_Figure dataset records_.
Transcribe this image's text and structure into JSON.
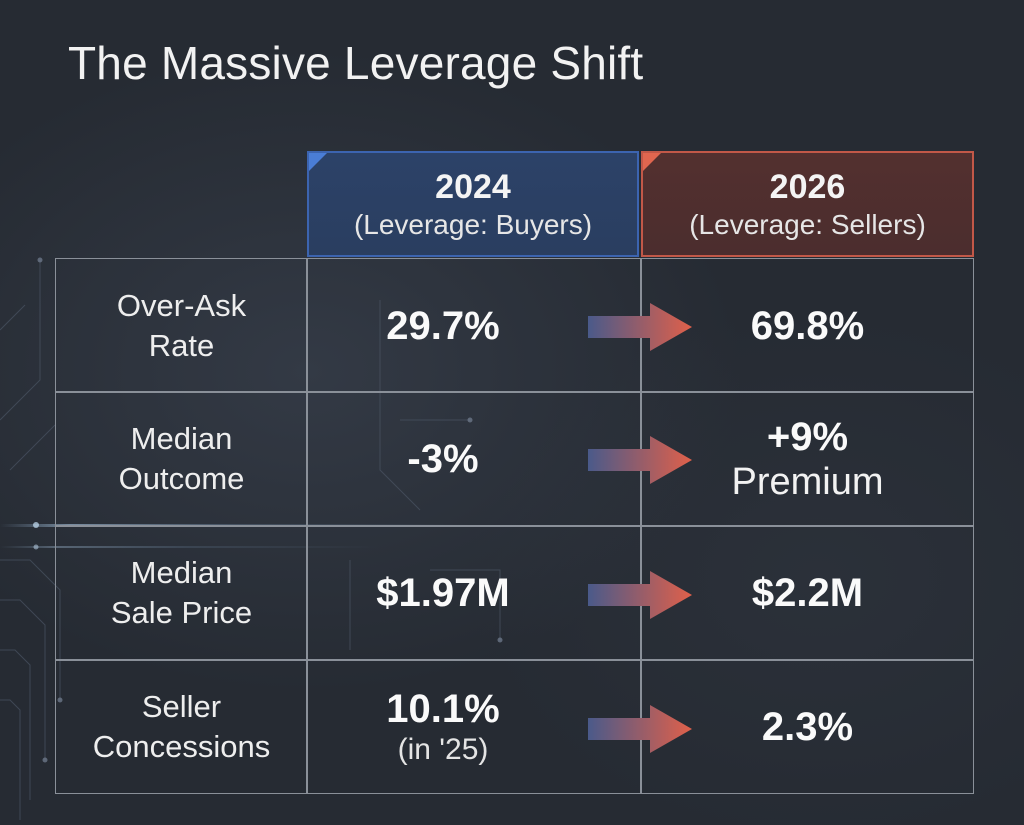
{
  "title": "The Massive Leverage Shift",
  "columns": [
    {
      "year": "2024",
      "subtitle": "(Leverage: Buyers)",
      "accent": "#3c64b0"
    },
    {
      "year": "2026",
      "subtitle": "(Leverage: Sellers)",
      "accent": "#c25848"
    }
  ],
  "rows": [
    {
      "label_line1": "Over-Ask",
      "label_line2": "Rate",
      "value_2024": "29.7%",
      "value_2026": "69.8%"
    },
    {
      "label_line1": "Median",
      "label_line2": "Outcome",
      "value_2024": "-3%",
      "value_2026": "+9%",
      "value_2026_note": "Premium"
    },
    {
      "label_line1": "Median",
      "label_line2": "Sale Price",
      "value_2024": "$1.97M",
      "value_2026": "$2.2M"
    },
    {
      "label_line1": "Seller",
      "label_line2": "Concessions",
      "value_2024": "10.1%",
      "value_2024_note": "(in '25)",
      "value_2026": "2.3%"
    }
  ],
  "arrow_colors": {
    "start": "#4a5a8a",
    "end": "#e0604a"
  }
}
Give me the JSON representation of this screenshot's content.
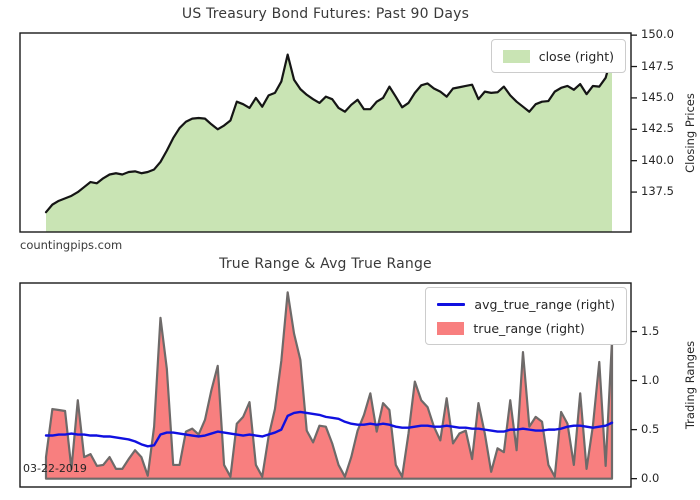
{
  "chart_data": [
    {
      "type": "area",
      "title": "US Treasury Bond Futures: Past 90 Days",
      "ylabel": "Closing Prices",
      "ylabel_side": "right",
      "yticks": [
        "137.5",
        "140.0",
        "142.5",
        "145.0",
        "147.5",
        "150.0"
      ],
      "ylim": [
        134.32,
        150.17
      ],
      "grid": false,
      "legend_position": "upper right",
      "watermark": "countingpips.com",
      "area_base": "plot_bottom",
      "series": [
        {
          "name": "close",
          "legend_label": "close (right)",
          "style": "area",
          "outline": "open",
          "fill_color": "#c9e4b4",
          "line_color": "#151515",
          "values": [
            135.9,
            136.5,
            136.8,
            137.0,
            137.2,
            137.5,
            137.9,
            138.3,
            138.2,
            138.6,
            138.9,
            139.0,
            138.9,
            139.1,
            139.15,
            139.0,
            139.1,
            139.3,
            139.9,
            140.8,
            141.8,
            142.6,
            143.1,
            143.35,
            143.4,
            143.35,
            142.9,
            142.5,
            142.8,
            143.2,
            144.7,
            144.5,
            144.2,
            145.0,
            144.3,
            145.2,
            145.4,
            146.3,
            148.45,
            146.45,
            145.7,
            145.25,
            144.9,
            144.6,
            145.1,
            144.9,
            144.2,
            143.9,
            144.45,
            144.85,
            144.1,
            144.1,
            144.7,
            145.0,
            145.9,
            145.1,
            144.25,
            144.6,
            145.4,
            146.0,
            146.15,
            145.75,
            145.5,
            145.1,
            145.75,
            145.85,
            145.95,
            146.05,
            144.9,
            145.5,
            145.4,
            145.45,
            145.9,
            145.2,
            144.7,
            144.3,
            143.9,
            144.5,
            144.7,
            144.75,
            145.5,
            145.8,
            145.95,
            145.65,
            146.1,
            145.3,
            145.95,
            145.9,
            146.6,
            148.4
          ]
        }
      ]
    },
    {
      "type": "area+line",
      "title": "True Range & Avg True Range",
      "ylabel": "Trading Ranges",
      "ylabel_side": "right",
      "yticks": [
        "0.0",
        "0.5",
        "1.0",
        "1.5"
      ],
      "ylim": [
        -0.085,
        1.995
      ],
      "grid": false,
      "legend_position": "upper right",
      "annotation": "03-22-2019",
      "area_base": "zero",
      "series": [
        {
          "name": "avg_true_range",
          "legend_label": "avg_true_range (right)",
          "style": "line",
          "line_color": "#1010e0",
          "values": [
            0.44,
            0.44,
            0.45,
            0.45,
            0.46,
            0.45,
            0.45,
            0.44,
            0.44,
            0.43,
            0.43,
            0.42,
            0.41,
            0.4,
            0.38,
            0.35,
            0.33,
            0.34,
            0.45,
            0.47,
            0.47,
            0.46,
            0.45,
            0.44,
            0.43,
            0.44,
            0.46,
            0.48,
            0.47,
            0.46,
            0.45,
            0.44,
            0.45,
            0.44,
            0.43,
            0.45,
            0.47,
            0.5,
            0.64,
            0.67,
            0.68,
            0.67,
            0.66,
            0.65,
            0.63,
            0.62,
            0.61,
            0.58,
            0.56,
            0.55,
            0.55,
            0.56,
            0.55,
            0.56,
            0.55,
            0.53,
            0.52,
            0.52,
            0.53,
            0.54,
            0.54,
            0.53,
            0.53,
            0.54,
            0.53,
            0.52,
            0.52,
            0.51,
            0.51,
            0.5,
            0.49,
            0.48,
            0.48,
            0.5,
            0.5,
            0.51,
            0.5,
            0.49,
            0.49,
            0.5,
            0.5,
            0.51,
            0.53,
            0.54,
            0.54,
            0.53,
            0.52,
            0.53,
            0.54,
            0.57
          ]
        },
        {
          "name": "true_range",
          "legend_label": "true_range (right)",
          "style": "area",
          "outline": "closed",
          "fill_color": "#f87f7f",
          "line_color": "#6e6a69",
          "values": [
            0.22,
            0.71,
            0.7,
            0.69,
            0.1,
            0.8,
            0.22,
            0.25,
            0.13,
            0.14,
            0.22,
            0.1,
            0.1,
            0.2,
            0.29,
            0.22,
            0.03,
            0.53,
            1.64,
            1.12,
            0.14,
            0.14,
            0.48,
            0.51,
            0.45,
            0.6,
            0.9,
            1.15,
            0.14,
            0.02,
            0.56,
            0.63,
            0.78,
            0.14,
            0.02,
            0.43,
            0.71,
            1.2,
            1.9,
            1.48,
            1.21,
            0.49,
            0.37,
            0.54,
            0.53,
            0.36,
            0.14,
            0.02,
            0.22,
            0.49,
            0.65,
            0.87,
            0.48,
            0.77,
            0.7,
            0.14,
            0.02,
            0.46,
            0.99,
            0.8,
            0.73,
            0.53,
            0.39,
            0.82,
            0.36,
            0.46,
            0.49,
            0.2,
            0.77,
            0.46,
            0.07,
            0.31,
            0.27,
            0.8,
            0.29,
            1.29,
            0.53,
            0.63,
            0.58,
            0.14,
            0.02,
            0.68,
            0.56,
            0.14,
            0.87,
            0.1,
            0.54,
            1.19,
            0.13,
            1.41
          ]
        }
      ]
    }
  ]
}
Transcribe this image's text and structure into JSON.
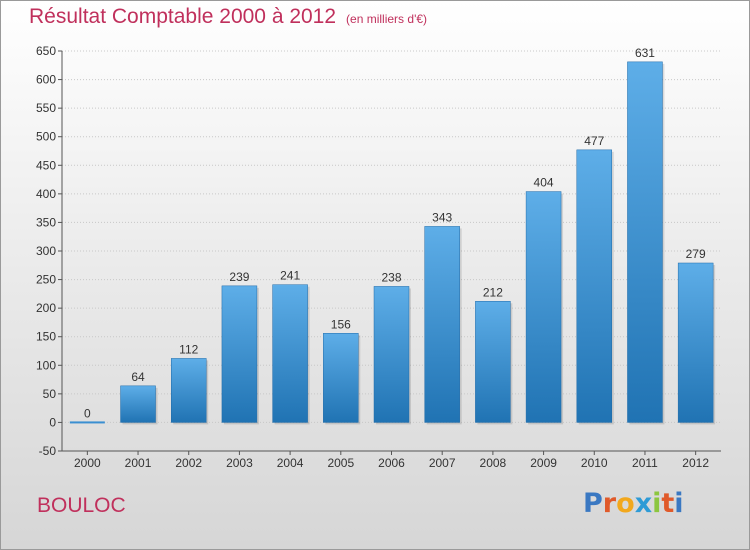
{
  "header": {
    "title": "Résultat Comptable 2000 à 2012",
    "subtitle": "(en milliers d'€)"
  },
  "footer": {
    "commune": "BOULOC",
    "logo": "Proxiti"
  },
  "colors": {
    "title": "#c0305c",
    "bar_top": "#5eaee8",
    "bar_bottom": "#2073b3",
    "grid": "#c8c8c8"
  },
  "chart_data": {
    "type": "bar",
    "categories": [
      "2000",
      "2001",
      "2002",
      "2003",
      "2004",
      "2005",
      "2006",
      "2007",
      "2008",
      "2009",
      "2010",
      "2011",
      "2012"
    ],
    "values": [
      0,
      64,
      112,
      239,
      241,
      156,
      238,
      343,
      212,
      404,
      477,
      631,
      279
    ],
    "data_labels": [
      "0",
      "64",
      "112",
      "239",
      "241",
      "156",
      "238",
      "343",
      "212",
      "404",
      "477",
      "631",
      "279"
    ],
    "title": "Résultat Comptable 2000 à 2012",
    "subtitle": "(en milliers d'€)",
    "xlabel": "",
    "ylabel": "",
    "ylim": [
      -50,
      650
    ],
    "yticks": [
      -50,
      0,
      50,
      100,
      150,
      200,
      250,
      300,
      350,
      400,
      450,
      500,
      550,
      600,
      650
    ],
    "grid": true,
    "legend": "none"
  }
}
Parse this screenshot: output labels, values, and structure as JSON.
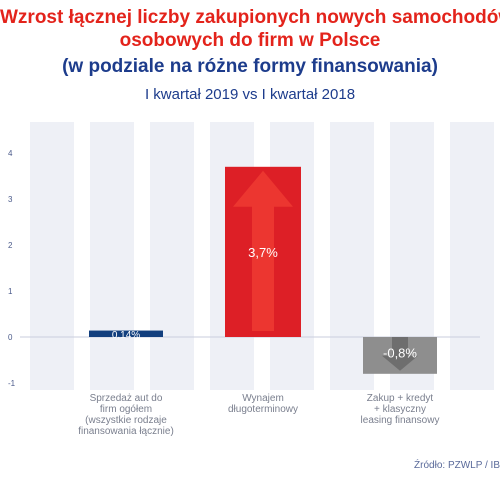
{
  "header": {
    "title_line1": "Wzrost łącznej liczby zakupionych nowych samochodów",
    "title_line2": "osobowych do firm w Polsce",
    "title_line3": "(w podziale na różne formy finansowania)",
    "subtitle": "I kwartał 2019 vs I kwartał 2018"
  },
  "source": "Źródło: PZWLP / IB",
  "colors": {
    "title_red": "#e3231b",
    "title_blue": "#1d3c8c",
    "bar_blue": "#123f7e",
    "bar_red": "#dd1f26",
    "bar_gray": "#8e8e8e",
    "stripe": "#eef0f6"
  },
  "chart_data": {
    "type": "bar",
    "categories": [
      [
        "Sprzedaż aut do",
        "firm ogółem",
        "(wszystkie rodzaje",
        "finansowania łącznie)"
      ],
      [
        "Wynajem",
        "długoterminowy"
      ],
      [
        "Zakup + kredyt",
        "+ klasyczny",
        "leasing finansowy"
      ]
    ],
    "values": [
      0.14,
      3.7,
      -0.8
    ],
    "value_labels": [
      "0,14%",
      "3,7%",
      "-0,8%"
    ],
    "ylim": [
      -1,
      4
    ],
    "yticks": [
      -1,
      0,
      1,
      2,
      3,
      4
    ],
    "grid": "vertical-stripes"
  }
}
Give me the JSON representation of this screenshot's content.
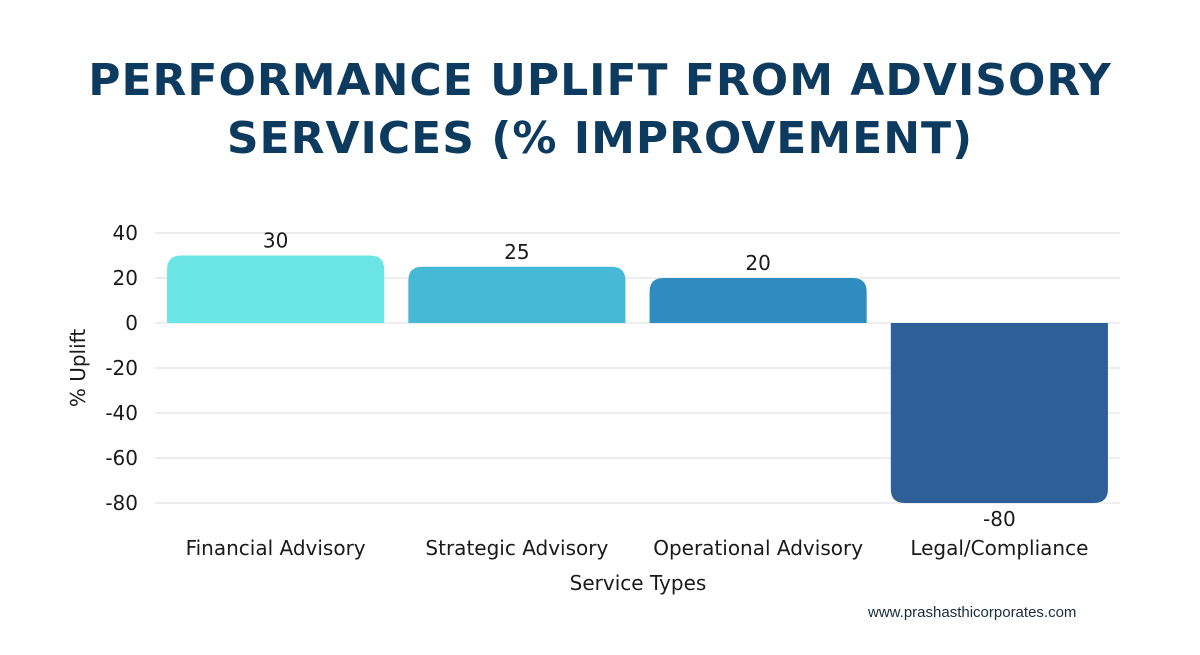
{
  "title_lines": [
    "PERFORMANCE UPLIFT FROM ADVISORY",
    "SERVICES (% IMPROVEMENT)"
  ],
  "footer": "www.prashasthicorporates.com",
  "chart_data": {
    "type": "bar",
    "title": "PERFORMANCE UPLIFT FROM ADVISORY SERVICES (% IMPROVEMENT)",
    "categories": [
      "Financial Advisory",
      "Strategic Advisory",
      "Operational Advisory",
      "Legal/Compliance"
    ],
    "values": [
      30,
      25,
      20,
      -80
    ],
    "data_labels": [
      "30",
      "25",
      "20",
      "-80"
    ],
    "xlabel": "Service Types",
    "ylabel": "% Uplift",
    "ylim": [
      -80,
      40
    ],
    "yticks": [
      40,
      20,
      0,
      -20,
      -40,
      -60,
      -80
    ],
    "grid": true,
    "legend": "none",
    "colors": [
      "#6be4e6",
      "#45b9d6",
      "#2e8cc0",
      "#2f5f99"
    ],
    "gridline_color": "#dddddd",
    "text_color": "#1a1a1a"
  }
}
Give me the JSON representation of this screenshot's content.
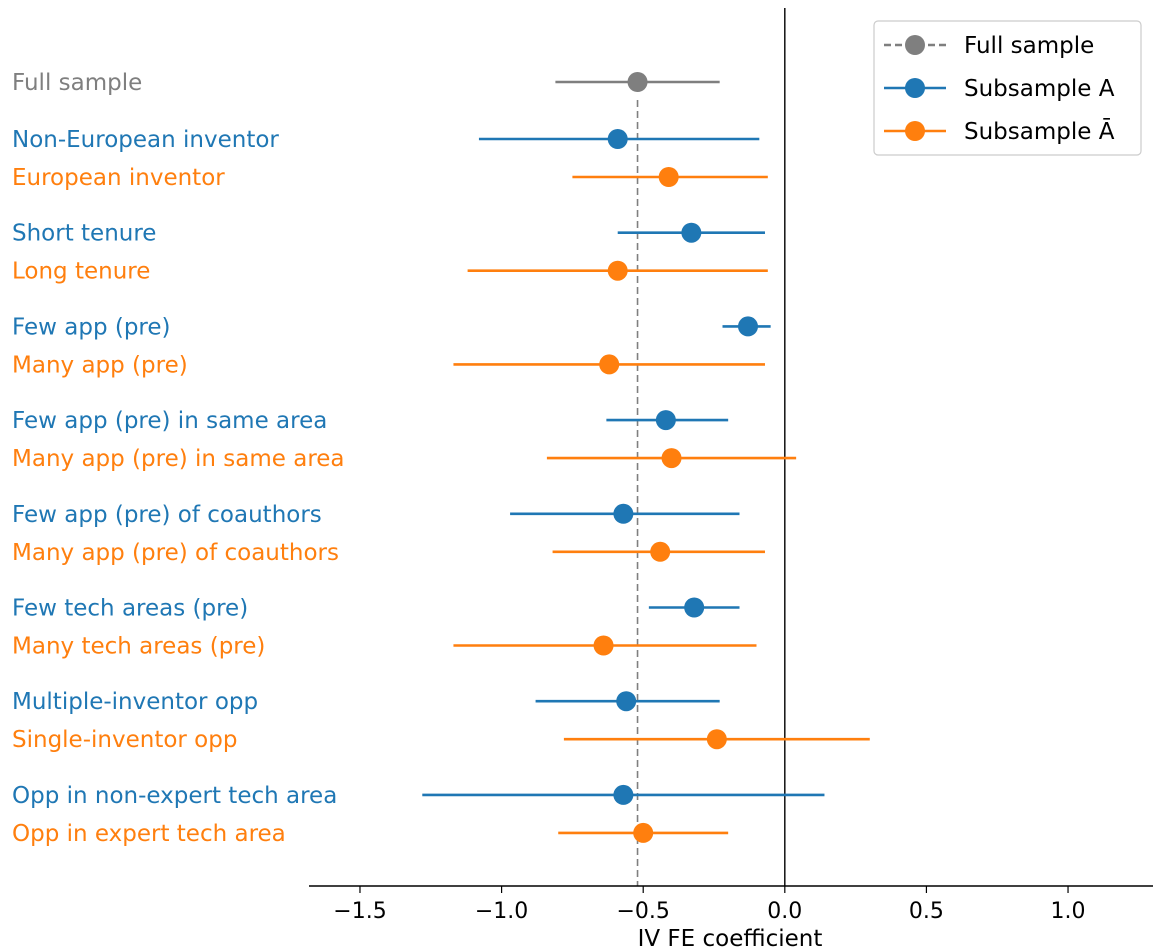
{
  "chart_data": {
    "type": "forest",
    "xlabel": "IV FE coefficient",
    "xlim": [
      -1.68,
      1.3
    ],
    "xticks": [
      -1.5,
      -1.0,
      -0.5,
      0.0,
      0.5,
      1.0
    ],
    "xtick_labels": [
      "−1.5",
      "−1.0",
      "−0.5",
      "0.0",
      "0.5",
      "1.0"
    ],
    "reference_lines": {
      "zero": 0.0,
      "full_sample_estimate": -0.52
    },
    "colors": {
      "full": "#7f7f7f",
      "a": "#1f77b4",
      "abar": "#ff7f0e"
    },
    "legend": {
      "placement": "top-right",
      "entries": [
        {
          "label": "Full sample",
          "group": "full"
        },
        {
          "label": "Subsample A",
          "group": "a"
        },
        {
          "label": "Subsample Ā",
          "group": "abar"
        }
      ]
    },
    "rows": [
      {
        "label": "Full sample",
        "group": "full",
        "estimate": -0.52,
        "ci_low": -0.81,
        "ci_high": -0.23
      },
      {
        "label": "Non-European inventor",
        "group": "a",
        "estimate": -0.59,
        "ci_low": -1.08,
        "ci_high": -0.09
      },
      {
        "label": "European inventor",
        "group": "abar",
        "estimate": -0.41,
        "ci_low": -0.75,
        "ci_high": -0.06
      },
      {
        "label": "Short tenure",
        "group": "a",
        "estimate": -0.33,
        "ci_low": -0.59,
        "ci_high": -0.07
      },
      {
        "label": "Long tenure",
        "group": "abar",
        "estimate": -0.59,
        "ci_low": -1.12,
        "ci_high": -0.06
      },
      {
        "label": "Few app (pre)",
        "group": "a",
        "estimate": -0.13,
        "ci_low": -0.22,
        "ci_high": -0.05
      },
      {
        "label": "Many app (pre)",
        "group": "abar",
        "estimate": -0.62,
        "ci_low": -1.17,
        "ci_high": -0.07
      },
      {
        "label": "Few app (pre) in same area",
        "group": "a",
        "estimate": -0.42,
        "ci_low": -0.63,
        "ci_high": -0.2
      },
      {
        "label": "Many app (pre) in same area",
        "group": "abar",
        "estimate": -0.4,
        "ci_low": -0.84,
        "ci_high": 0.04
      },
      {
        "label": "Few app (pre) of coauthors",
        "group": "a",
        "estimate": -0.57,
        "ci_low": -0.97,
        "ci_high": -0.16
      },
      {
        "label": "Many app (pre) of coauthors",
        "group": "abar",
        "estimate": -0.44,
        "ci_low": -0.82,
        "ci_high": -0.07
      },
      {
        "label": "Few tech areas (pre)",
        "group": "a",
        "estimate": -0.32,
        "ci_low": -0.48,
        "ci_high": -0.16
      },
      {
        "label": "Many tech areas (pre)",
        "group": "abar",
        "estimate": -0.64,
        "ci_low": -1.17,
        "ci_high": -0.1
      },
      {
        "label": "Multiple-inventor opp",
        "group": "a",
        "estimate": -0.56,
        "ci_low": -0.88,
        "ci_high": -0.23
      },
      {
        "label": "Single-inventor opp",
        "group": "abar",
        "estimate": -0.24,
        "ci_low": -0.78,
        "ci_high": 0.3
      },
      {
        "label": "Opp in non-expert tech area",
        "group": "a",
        "estimate": -0.57,
        "ci_low": -1.28,
        "ci_high": 0.14
      },
      {
        "label": "Opp in expert tech area",
        "group": "abar",
        "estimate": -0.5,
        "ci_low": -0.8,
        "ci_high": -0.2
      }
    ]
  }
}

_Requirement_. Every line holding "subtitle" should be copied out.

_Solution to the problem_.
      "subtitle": "(Leverage: Buyers)",
      "subtitle": "(Leverage: Sellers)",
    "subtitle": "(en milliers d'€)"
    "subtitle": "(en milliers d'€)",
    "subtitle": "I kwartał 2019 vs I kwartał 2018"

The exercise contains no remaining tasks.